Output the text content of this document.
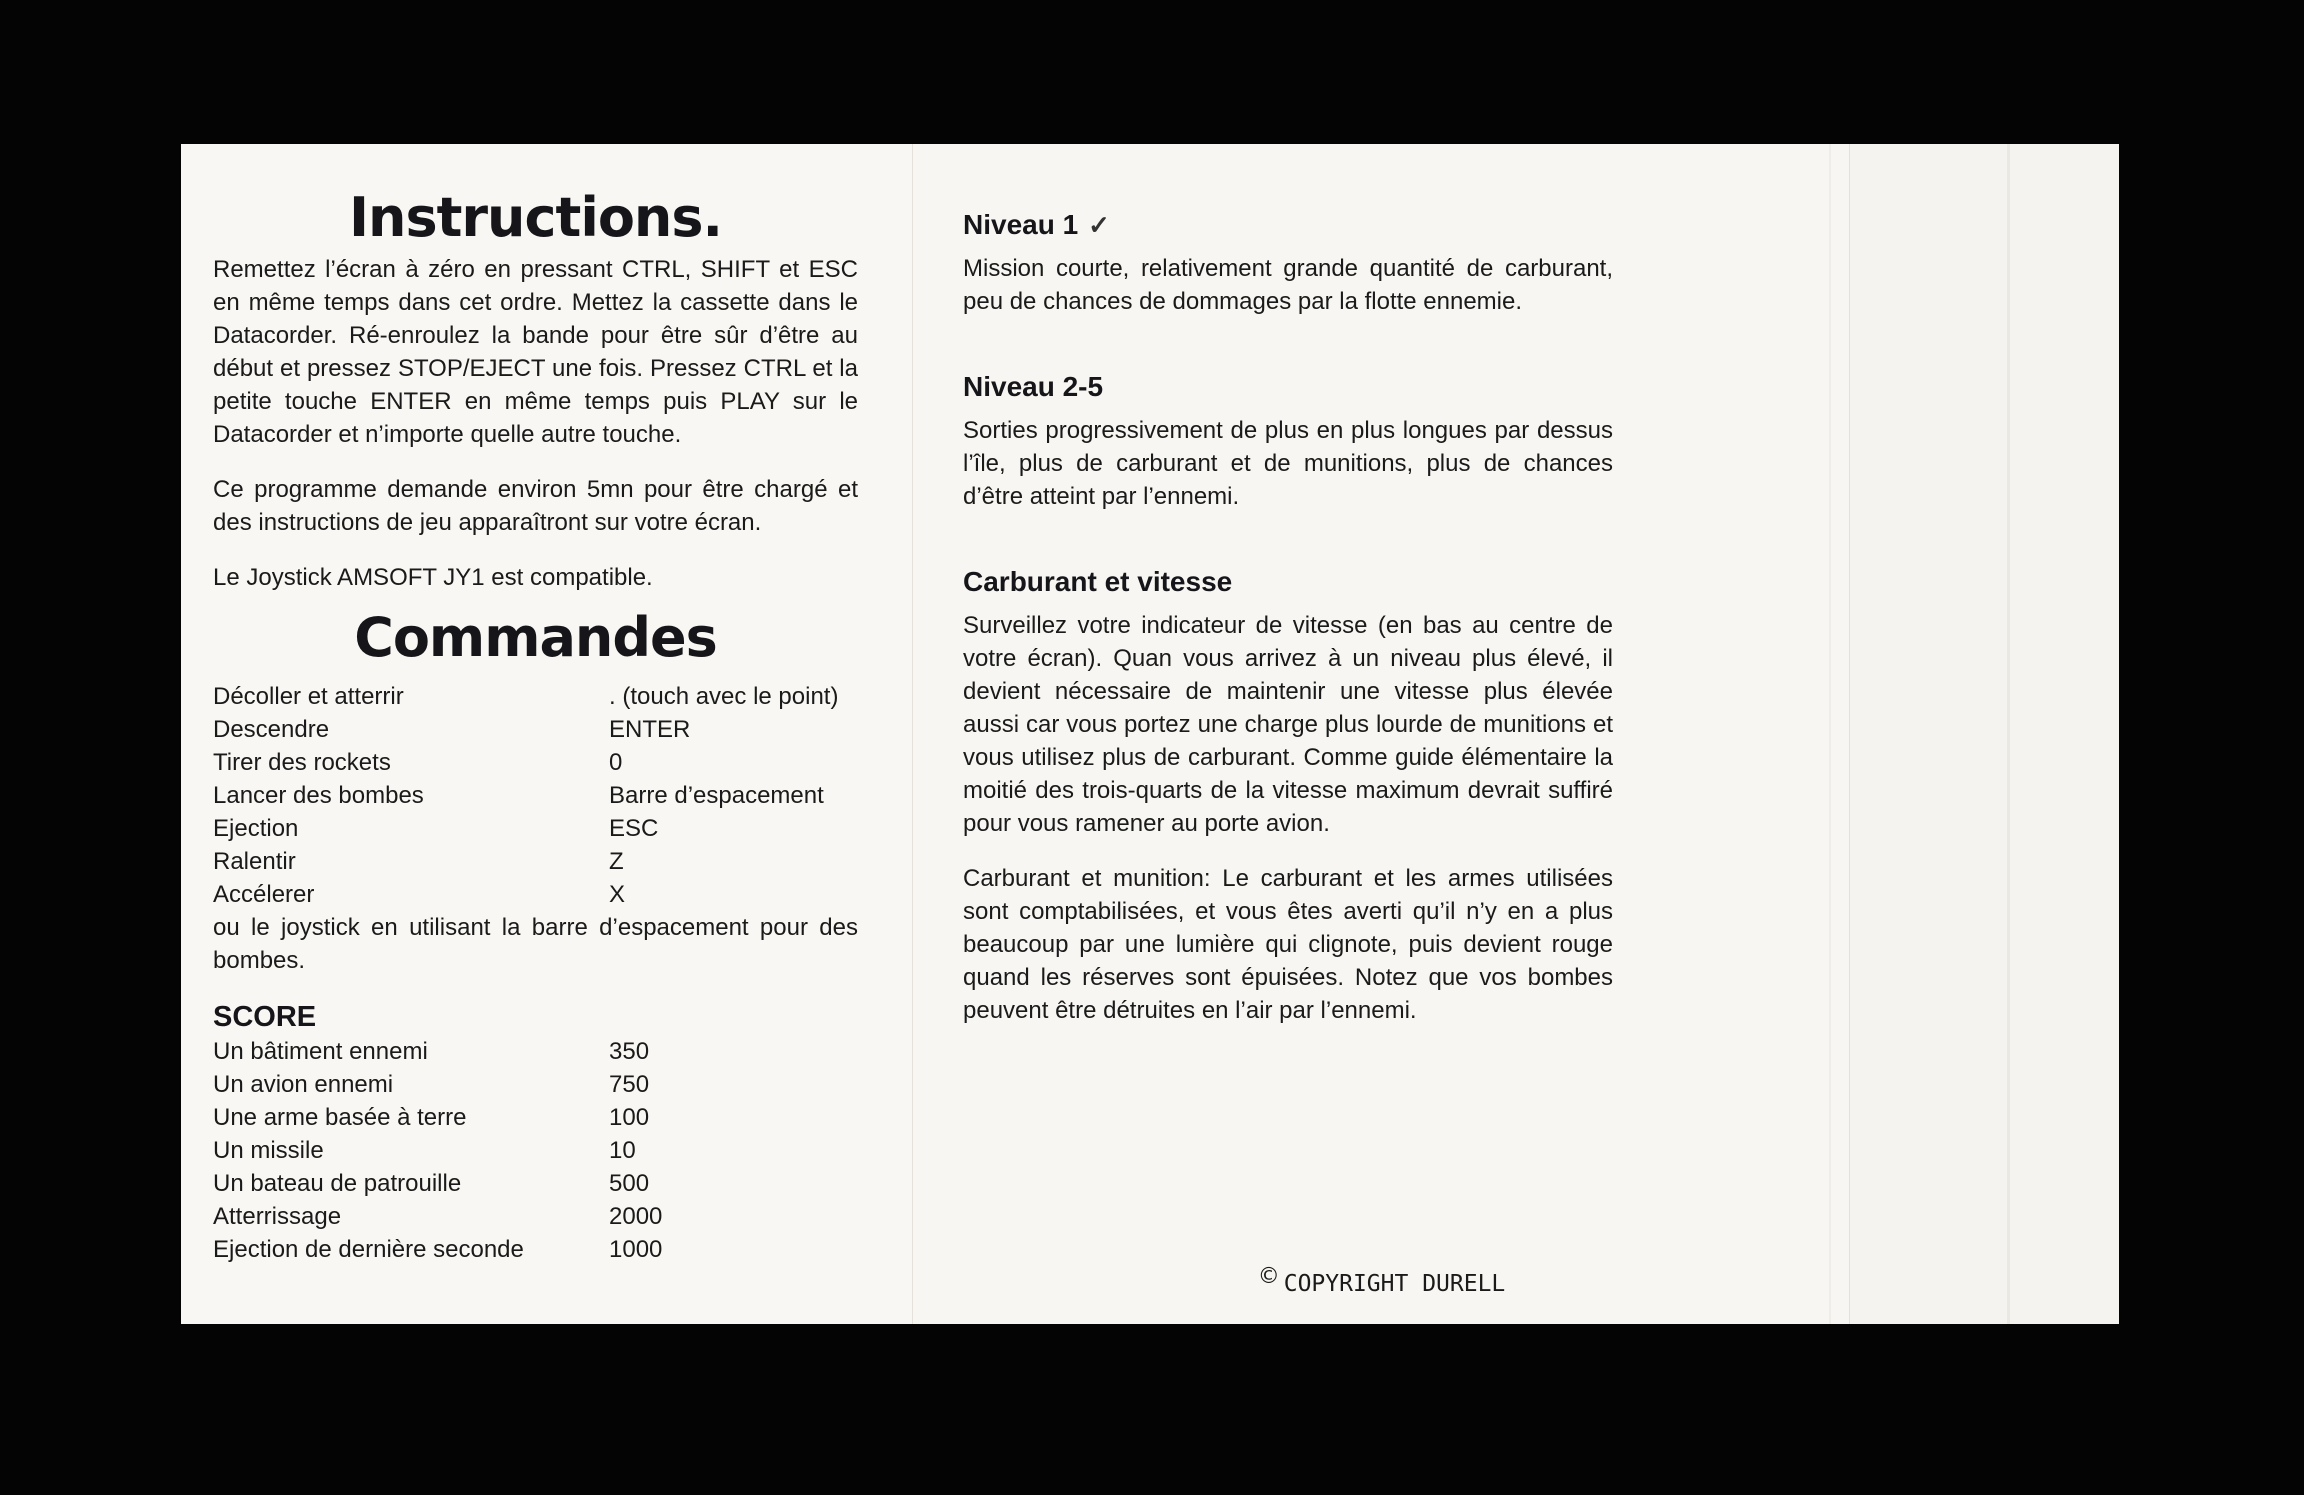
Instructions.

Remettez l’écran à zéro en pressant CTRL, SHIFT et ESC en même temps dans cet ordre. Mettez la cassette dans le Datacorder. Ré-enroulez la bande pour être sûr d’être au début et pressez STOP/EJECT une fois. Pressez CTRL et la petite touche ENTER en même temps puis PLAY sur le Datacorder et n’importe quelle autre touche.

Ce programme demande environ 5mn pour être chargé et des instructions de jeu apparaîtront sur votre écran.

Le Joystick AMSOFT JY1 est compatible.

Commandes
Décoller et atterrir	. (touch avec le point)
Descendre	ENTER
Tirer des rockets	0
Lancer des bombes	Barre d’espacement
Ejection	ESC
Ralentir	Z
Accélerer	X

ou le joystick en utilisant la barre d’espacement pour des bombes.

SCORE
Un bâtiment ennemi	350
Un avion ennemi	750
Une arme basée à terre	100
Un missile	10
Un bateau de patrouille	500
Atterrissage	2000
Ejection de dernière seconde	1000
Niveau 1 ✓

Mission courte, relativement grande quantité de carburant, peu de chances de dommages par la flotte ennemie.

Niveau 2-5

Sorties progressivement de plus en plus longues par dessus l’île, plus de carburant et de munitions, plus de chances d’être atteint par l’ennemi.

Carburant et vitesse

Surveillez votre indicateur de vitesse (en bas au centre de votre écran). Quan vous arrivez à un niveau plus élevé, il devient nécessaire de maintenir une vitesse plus élevée aussi car vous portez une charge plus lourde de munitions et vous utilisez plus de carburant. Comme guide élémentaire la moitié des trois-quarts de la vitesse maximum devrait suffiré pour vous ramener au porte avion.

Carburant et munition: Le carburant et les armes utilisées sont comptabilisées, et vous êtes averti qu’il n’y en a plus beaucoup par une lumière qui clignote, puis devient rouge quand les réserves sont épuisées. Notez que vos bombes peuvent être détruites en l’air par l’ennemi.

© COPYRIGHT DURELL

* **Goal**: Write out the listing word for word, omitting the pictures it holds.

* **Written response**:
Output the text content of this document.
Instructions.

Remettez l’écran à zéro en pressant CTRL, SHIFT et ESC en même temps dans cet ordre. Mettez la cassette dans le Datacorder. Ré-enroulez la bande pour être sûr d’être au début et pressez STOP/EJECT une fois. Pressez CTRL et la petite touche ENTER en même temps puis PLAY sur le Datacorder et n’importe quelle autre touche.

Ce programme demande environ 5mn pour être chargé et des instructions de jeu apparaîtront sur votre écran.

Le Joystick AMSOFT JY1 est compatible.

Commandes
Décoller et atterrir	. (touch avec le point)
Descendre	ENTER
Tirer des rockets	0
Lancer des bombes	Barre d’espacement
Ejection	ESC
Ralentir	Z
Accélerer	X

ou le joystick en utilisant la barre d’espacement pour des bombes.

SCORE
Un bâtiment ennemi	350
Un avion ennemi	750
Une arme basée à terre	100
Un missile	10
Un bateau de patrouille	500
Atterrissage	2000
Ejection de dernière seconde	1000
Niveau 1 ✓

Mission courte, relativement grande quantité de carburant, peu de chances de dommages par la flotte ennemie.

Niveau 2-5

Sorties progressivement de plus en plus longues par dessus l’île, plus de carburant et de munitions, plus de chances d’être atteint par l’ennemi.

Carburant et vitesse

Surveillez votre indicateur de vitesse (en bas au centre de votre écran). Quan vous arrivez à un niveau plus élevé, il devient nécessaire de maintenir une vitesse plus élevée aussi car vous portez une charge plus lourde de munitions et vous utilisez plus de carburant. Comme guide élémentaire la moitié des trois-quarts de la vitesse maximum devrait suffiré pour vous ramener au porte avion.

Carburant et munition: Le carburant et les armes utilisées sont comptabilisées, et vous êtes averti qu’il n’y en a plus beaucoup par une lumière qui clignote, puis devient rouge quand les réserves sont épuisées. Notez que vos bombes peuvent être détruites en l’air par l’ennemi.

© COPYRIGHT DURELL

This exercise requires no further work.